*Goal of the exercise:*
Gather from the listing below each line that includes the word "wells", and copy it.

*Data listing:*
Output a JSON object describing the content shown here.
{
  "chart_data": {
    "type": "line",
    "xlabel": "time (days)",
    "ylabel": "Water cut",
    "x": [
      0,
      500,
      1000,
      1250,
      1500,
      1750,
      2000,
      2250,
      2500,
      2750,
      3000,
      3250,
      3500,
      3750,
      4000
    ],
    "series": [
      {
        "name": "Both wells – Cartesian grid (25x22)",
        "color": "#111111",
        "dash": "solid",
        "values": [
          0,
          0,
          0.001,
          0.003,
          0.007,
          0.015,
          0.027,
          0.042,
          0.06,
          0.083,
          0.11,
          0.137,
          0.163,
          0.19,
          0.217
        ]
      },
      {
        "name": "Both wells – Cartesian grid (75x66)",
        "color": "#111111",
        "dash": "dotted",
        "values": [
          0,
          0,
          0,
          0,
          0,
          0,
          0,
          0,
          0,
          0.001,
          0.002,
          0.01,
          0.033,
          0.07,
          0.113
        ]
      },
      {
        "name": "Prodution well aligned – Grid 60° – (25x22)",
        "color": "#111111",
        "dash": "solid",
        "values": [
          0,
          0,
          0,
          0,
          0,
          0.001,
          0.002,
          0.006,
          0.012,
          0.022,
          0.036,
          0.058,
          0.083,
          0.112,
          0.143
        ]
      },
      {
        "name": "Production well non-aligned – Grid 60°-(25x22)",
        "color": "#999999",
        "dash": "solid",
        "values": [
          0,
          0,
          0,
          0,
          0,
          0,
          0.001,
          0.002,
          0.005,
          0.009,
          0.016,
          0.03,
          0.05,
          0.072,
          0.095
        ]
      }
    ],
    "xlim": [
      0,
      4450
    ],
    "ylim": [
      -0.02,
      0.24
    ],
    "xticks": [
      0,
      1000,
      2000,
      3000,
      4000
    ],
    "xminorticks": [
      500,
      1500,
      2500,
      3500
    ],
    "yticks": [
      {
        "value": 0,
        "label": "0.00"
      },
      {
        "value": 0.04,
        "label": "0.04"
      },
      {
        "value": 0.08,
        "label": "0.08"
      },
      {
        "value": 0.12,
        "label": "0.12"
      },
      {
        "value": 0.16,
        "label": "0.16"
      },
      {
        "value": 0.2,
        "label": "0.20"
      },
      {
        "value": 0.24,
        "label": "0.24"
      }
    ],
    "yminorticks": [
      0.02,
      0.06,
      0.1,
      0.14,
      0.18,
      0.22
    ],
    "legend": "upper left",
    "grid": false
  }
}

*Complete answer:*
        "name": "Both wells – Cartesian grid (25x22)",
        "name": "Both wells – Cartesian grid (75x66)",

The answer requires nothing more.